- [Document]

________________

ARCHITECTURE.md

GoFlow Framework Architecture

Overview

GoFlow is a Flutter-inspired GUI framework for Go with built-in reactive state management through signals. Unlike Flutter, GoFlow simplifies state management by using signals instead of separate StatelessWidget and StatefulWidget classes.

Design Philosophy

1. Signals-First: All state management is handled through the signals package
2. Single Widget Type: No distinction between stateless and stateful widgets
3. Declarative UI: Describe what you want, not how to build it
4. Composition: Build complex UIs from simple, reusable widgets
5. Reactive: UI automatically updates when signals change

Architecture Layers

┌──────────────────────────────────────┐
│      Application Layer                │
│  (User code: MyApp, CounterApp, etc)  │
├──────────────────────────────────────┤
│         Widget Layer                  │
│  (Text, Container, Column, etc)       │
├──────────────────────────────────────┤
│       Framework Core                  │
│  (Widget, Element, BuildContext)      │
├──────────────────────────────────────┤
│      Rendering Layer                  │
│  (RenderObject, Layout, Paint)        │
├──────────────────────────────────────┤
│      Signals Layer                    │
│  (Reactive State Management)          │
├──────────────────────────────────────┤
│    Platform Layer (Future)            │
│  (WGPU, Window Management)            │
└──────────────────────────────────────┘

Core Concepts

1. Widgets

Widgets are immutable descriptions of part of the UI.

type Widget interface {
    Build(context BuildContext) Widget
    CreateElement() Element
    GetKey() Key
}

Key Points:

• Widgets are configuration objects
• They describe what to show, not how to show it
• They are cheap to create and recreate
• A widget's Build() method returns another widget (or nil for leaf widgets)

2. Elements

Elements are mutable objects that manage the widget tree lifecycle.

type Element interface {
    Mount(parent Element, slot interface{})
    Update(newWidget Widget)
    Unmount()
    Rebuild()
    GetRenderObject() RenderObject
    // ... more methods
}

Key Points:

• Elements live longer than widgets
• They manage state and the relationship between widgets and render objects
• One element per widget instance
• Elements form a tree parallel to the widget tree

3. RenderObjects

RenderObjects handle layout, painting, and hit testing.

type RenderObject interface {
    Layout(constraints *Constraints)
    Paint(canvas Canvas, offset *Offset)
    HitTest(position *Offset) bool
    GetSize() *Size
    // ... more methods
}

Key Points:

• Do the actual layout calculations
• Perform painting to the canvas
• Handle hit testing for events
• Form a tree (subset of element tree)

________________

- [Data lines]
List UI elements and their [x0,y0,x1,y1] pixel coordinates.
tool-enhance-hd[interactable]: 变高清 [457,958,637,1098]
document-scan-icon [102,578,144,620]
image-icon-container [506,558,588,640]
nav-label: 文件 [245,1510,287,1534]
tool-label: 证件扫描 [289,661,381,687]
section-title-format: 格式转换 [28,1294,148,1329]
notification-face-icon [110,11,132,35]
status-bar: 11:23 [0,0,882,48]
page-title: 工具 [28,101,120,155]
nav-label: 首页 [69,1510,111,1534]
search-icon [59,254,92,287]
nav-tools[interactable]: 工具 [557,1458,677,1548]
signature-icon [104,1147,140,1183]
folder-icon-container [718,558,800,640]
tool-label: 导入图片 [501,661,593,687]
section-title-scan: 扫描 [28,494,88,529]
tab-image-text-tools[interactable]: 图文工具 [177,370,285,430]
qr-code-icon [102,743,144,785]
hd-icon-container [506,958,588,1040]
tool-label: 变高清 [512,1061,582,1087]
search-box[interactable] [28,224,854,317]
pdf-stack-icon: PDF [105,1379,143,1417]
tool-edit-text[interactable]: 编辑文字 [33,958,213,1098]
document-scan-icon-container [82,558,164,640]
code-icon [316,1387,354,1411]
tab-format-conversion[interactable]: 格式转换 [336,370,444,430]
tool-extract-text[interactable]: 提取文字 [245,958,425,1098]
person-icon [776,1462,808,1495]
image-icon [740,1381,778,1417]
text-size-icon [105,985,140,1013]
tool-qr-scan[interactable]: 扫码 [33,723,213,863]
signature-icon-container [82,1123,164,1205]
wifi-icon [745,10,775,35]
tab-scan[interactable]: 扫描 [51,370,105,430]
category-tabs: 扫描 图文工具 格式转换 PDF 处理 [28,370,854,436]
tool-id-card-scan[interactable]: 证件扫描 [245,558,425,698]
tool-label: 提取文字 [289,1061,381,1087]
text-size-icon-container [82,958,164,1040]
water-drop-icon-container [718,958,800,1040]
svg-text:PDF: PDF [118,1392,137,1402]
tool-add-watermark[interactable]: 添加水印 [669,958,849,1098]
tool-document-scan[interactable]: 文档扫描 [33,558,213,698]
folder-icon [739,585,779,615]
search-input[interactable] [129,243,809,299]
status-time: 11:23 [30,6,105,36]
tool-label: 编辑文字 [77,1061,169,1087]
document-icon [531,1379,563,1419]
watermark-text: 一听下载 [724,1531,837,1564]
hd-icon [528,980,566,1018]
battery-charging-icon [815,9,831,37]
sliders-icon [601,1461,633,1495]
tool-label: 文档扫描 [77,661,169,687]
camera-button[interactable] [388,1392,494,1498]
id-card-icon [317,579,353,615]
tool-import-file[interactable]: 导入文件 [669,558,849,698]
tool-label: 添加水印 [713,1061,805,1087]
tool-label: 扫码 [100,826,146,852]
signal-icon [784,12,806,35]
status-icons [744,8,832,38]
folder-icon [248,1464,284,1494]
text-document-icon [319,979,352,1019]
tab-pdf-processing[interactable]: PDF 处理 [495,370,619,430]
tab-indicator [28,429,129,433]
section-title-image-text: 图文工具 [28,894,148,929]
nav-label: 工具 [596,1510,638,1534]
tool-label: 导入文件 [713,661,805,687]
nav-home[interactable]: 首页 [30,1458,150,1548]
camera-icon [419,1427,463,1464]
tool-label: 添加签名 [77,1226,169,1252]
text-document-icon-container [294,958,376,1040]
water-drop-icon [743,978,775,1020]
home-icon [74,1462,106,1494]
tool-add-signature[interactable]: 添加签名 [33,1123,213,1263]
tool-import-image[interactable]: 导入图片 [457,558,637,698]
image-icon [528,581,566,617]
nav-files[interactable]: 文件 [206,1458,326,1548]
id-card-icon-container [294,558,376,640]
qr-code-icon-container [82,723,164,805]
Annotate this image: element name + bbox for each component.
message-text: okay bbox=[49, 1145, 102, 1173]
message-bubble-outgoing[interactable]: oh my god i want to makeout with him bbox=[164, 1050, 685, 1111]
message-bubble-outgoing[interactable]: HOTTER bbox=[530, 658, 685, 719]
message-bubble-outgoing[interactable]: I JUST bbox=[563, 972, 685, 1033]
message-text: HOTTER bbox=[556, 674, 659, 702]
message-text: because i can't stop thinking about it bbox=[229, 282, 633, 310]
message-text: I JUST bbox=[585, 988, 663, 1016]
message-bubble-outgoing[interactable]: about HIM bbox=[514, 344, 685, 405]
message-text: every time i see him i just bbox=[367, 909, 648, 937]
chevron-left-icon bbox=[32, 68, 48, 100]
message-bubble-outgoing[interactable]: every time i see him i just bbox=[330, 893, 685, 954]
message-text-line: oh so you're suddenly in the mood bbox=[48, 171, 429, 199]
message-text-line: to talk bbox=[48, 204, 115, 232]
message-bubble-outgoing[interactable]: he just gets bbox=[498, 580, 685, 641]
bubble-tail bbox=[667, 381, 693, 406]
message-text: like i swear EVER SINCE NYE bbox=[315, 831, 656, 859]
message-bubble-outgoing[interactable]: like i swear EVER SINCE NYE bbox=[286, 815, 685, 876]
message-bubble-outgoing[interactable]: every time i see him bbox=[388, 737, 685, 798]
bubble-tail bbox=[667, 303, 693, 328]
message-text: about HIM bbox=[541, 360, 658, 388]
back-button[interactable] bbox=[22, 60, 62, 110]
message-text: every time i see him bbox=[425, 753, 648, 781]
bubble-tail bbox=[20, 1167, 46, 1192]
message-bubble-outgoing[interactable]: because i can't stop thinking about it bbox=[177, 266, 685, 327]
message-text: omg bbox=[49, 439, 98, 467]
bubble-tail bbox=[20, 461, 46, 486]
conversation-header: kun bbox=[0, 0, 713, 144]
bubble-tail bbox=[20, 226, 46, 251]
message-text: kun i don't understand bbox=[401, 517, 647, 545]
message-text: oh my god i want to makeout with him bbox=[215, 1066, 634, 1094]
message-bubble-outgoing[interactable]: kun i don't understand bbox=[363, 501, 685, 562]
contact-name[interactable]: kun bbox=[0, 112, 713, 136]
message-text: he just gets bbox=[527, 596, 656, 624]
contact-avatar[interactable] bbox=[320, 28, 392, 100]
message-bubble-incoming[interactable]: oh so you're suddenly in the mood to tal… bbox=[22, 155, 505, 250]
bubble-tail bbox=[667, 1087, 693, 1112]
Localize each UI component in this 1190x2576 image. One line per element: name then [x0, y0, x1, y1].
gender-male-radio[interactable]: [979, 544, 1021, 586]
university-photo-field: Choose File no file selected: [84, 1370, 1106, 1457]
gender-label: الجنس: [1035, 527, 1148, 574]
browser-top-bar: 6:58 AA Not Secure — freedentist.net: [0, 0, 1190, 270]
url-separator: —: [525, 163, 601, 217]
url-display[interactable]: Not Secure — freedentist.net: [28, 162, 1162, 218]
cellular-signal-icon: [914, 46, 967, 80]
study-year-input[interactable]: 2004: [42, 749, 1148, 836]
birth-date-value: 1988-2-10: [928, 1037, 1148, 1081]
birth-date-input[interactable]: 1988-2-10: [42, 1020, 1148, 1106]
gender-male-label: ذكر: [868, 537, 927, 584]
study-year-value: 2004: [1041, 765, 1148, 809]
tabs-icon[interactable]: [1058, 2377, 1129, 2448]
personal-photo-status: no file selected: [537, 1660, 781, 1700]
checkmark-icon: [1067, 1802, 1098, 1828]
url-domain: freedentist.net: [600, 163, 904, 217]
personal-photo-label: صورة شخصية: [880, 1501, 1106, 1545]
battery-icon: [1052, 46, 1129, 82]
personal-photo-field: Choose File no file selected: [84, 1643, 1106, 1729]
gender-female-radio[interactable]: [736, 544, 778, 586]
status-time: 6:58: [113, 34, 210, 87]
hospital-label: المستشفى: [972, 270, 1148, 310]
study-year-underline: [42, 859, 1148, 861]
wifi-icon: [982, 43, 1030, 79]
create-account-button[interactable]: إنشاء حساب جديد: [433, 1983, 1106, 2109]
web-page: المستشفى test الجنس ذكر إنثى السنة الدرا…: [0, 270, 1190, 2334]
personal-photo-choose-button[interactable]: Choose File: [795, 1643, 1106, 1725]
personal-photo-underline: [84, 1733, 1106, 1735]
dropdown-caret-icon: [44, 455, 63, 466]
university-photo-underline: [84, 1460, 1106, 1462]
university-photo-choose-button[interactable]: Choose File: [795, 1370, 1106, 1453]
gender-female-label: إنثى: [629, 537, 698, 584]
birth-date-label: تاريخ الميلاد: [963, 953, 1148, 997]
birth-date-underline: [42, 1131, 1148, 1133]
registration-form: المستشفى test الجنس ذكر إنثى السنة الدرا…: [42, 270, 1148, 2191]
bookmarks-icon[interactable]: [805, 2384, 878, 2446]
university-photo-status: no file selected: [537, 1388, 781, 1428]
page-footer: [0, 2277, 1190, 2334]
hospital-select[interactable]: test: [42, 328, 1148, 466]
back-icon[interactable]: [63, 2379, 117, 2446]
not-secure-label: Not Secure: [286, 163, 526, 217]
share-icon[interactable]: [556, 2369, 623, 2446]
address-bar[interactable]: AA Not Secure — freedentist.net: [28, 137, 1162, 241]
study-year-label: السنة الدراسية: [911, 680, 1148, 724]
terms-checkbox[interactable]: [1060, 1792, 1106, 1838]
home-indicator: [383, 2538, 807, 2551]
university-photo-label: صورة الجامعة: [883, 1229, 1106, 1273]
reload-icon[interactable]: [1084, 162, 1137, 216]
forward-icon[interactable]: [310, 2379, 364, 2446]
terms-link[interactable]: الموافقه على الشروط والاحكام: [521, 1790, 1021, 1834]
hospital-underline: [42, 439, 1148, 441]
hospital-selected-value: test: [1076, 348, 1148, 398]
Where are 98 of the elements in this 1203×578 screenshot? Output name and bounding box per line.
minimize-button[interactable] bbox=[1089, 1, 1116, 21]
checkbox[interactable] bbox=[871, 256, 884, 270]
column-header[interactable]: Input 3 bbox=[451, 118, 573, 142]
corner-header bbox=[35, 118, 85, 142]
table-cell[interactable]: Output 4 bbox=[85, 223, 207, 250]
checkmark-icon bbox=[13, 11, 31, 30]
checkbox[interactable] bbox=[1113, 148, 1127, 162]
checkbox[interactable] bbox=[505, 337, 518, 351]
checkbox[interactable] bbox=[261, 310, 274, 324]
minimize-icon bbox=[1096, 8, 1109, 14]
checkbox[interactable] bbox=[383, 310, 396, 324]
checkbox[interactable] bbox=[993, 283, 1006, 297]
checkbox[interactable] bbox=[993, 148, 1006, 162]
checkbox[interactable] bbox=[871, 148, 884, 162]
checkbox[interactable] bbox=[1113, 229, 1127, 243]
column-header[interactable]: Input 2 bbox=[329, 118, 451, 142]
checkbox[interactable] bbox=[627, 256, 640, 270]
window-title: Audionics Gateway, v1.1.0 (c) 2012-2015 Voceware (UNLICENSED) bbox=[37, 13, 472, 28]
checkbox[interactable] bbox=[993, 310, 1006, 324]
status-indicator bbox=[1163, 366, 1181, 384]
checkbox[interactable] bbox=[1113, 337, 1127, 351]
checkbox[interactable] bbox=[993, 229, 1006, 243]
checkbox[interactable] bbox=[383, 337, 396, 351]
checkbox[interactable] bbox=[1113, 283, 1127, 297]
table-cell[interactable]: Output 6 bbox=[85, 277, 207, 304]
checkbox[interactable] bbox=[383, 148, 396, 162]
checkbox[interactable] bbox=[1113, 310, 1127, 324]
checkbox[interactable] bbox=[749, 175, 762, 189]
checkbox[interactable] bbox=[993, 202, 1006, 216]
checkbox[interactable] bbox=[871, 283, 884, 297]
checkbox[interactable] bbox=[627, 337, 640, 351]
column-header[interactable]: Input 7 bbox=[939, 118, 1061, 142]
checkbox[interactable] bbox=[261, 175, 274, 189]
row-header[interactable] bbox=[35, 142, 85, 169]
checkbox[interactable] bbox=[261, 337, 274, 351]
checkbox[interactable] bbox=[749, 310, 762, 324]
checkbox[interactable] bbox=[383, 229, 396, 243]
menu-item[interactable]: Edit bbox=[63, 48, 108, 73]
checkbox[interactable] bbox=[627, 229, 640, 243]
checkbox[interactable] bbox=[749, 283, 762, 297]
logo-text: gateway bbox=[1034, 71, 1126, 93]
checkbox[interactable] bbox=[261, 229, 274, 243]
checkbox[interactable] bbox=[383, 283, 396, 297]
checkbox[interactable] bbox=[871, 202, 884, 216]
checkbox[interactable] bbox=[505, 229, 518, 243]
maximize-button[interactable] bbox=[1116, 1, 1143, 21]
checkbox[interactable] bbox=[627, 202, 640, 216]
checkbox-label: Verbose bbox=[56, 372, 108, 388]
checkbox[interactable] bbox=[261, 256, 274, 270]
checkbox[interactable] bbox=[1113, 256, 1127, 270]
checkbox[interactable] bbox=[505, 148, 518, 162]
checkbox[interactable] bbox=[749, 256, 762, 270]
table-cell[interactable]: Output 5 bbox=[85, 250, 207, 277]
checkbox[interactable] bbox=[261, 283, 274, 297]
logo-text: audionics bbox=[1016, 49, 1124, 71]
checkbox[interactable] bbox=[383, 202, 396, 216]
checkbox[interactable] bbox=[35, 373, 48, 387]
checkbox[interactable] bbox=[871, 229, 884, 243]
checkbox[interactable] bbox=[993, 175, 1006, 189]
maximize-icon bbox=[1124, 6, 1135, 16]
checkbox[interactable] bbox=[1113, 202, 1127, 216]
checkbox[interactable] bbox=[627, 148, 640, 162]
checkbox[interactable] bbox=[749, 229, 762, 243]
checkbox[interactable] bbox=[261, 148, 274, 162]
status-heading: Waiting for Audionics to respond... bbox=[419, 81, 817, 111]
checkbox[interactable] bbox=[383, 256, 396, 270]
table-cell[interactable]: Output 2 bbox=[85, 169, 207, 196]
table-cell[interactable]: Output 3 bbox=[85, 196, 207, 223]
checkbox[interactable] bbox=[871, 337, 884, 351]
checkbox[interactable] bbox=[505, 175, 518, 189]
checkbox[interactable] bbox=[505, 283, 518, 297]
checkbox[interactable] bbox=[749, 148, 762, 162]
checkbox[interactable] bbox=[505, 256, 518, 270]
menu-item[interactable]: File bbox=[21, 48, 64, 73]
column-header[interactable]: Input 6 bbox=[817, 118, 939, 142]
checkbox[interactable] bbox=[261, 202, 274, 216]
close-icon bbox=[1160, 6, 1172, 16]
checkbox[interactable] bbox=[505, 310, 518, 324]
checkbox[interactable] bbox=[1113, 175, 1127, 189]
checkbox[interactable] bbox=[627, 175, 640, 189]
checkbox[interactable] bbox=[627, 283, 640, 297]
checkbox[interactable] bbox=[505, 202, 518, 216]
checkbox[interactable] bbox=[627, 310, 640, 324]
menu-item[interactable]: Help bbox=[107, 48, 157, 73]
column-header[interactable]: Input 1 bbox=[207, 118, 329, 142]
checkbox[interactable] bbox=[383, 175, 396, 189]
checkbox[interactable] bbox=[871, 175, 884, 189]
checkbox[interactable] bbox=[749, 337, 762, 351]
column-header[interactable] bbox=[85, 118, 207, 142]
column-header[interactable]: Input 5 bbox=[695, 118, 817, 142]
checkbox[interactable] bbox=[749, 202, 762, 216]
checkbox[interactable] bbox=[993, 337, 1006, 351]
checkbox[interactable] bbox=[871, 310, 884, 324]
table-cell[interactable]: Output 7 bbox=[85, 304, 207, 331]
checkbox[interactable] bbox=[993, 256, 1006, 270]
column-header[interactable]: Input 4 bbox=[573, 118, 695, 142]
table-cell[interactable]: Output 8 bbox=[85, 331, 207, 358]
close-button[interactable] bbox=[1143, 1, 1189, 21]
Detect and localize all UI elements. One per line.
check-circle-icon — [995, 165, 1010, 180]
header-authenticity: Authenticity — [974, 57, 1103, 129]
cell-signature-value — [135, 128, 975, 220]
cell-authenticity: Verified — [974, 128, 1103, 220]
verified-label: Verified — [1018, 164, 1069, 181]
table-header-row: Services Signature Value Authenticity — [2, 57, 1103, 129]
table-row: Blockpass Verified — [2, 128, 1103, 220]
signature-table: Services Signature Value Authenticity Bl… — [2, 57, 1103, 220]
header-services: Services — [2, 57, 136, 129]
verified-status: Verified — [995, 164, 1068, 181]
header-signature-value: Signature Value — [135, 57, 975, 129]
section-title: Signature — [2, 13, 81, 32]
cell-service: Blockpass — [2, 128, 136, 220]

________________

- [Short problem]
For each statement below, say yes or no to whether it agrees with the GoFlow architecture document, and quote the words of the document that decide it.
1. Elements in GoFlow are immutable.
2. GoFlow separates widgets into stateless and stateful kinds.
3. A leaf widget's Build() method can return nil.

- [Solution]
1. No: "Elements are mutable objects that manage the widget tree lifecycle."
2. No: "No distinction between stateless and stateful widgets"
3. Yes: "A widget's Build() method returns another widget (or nil for leaf widgets)"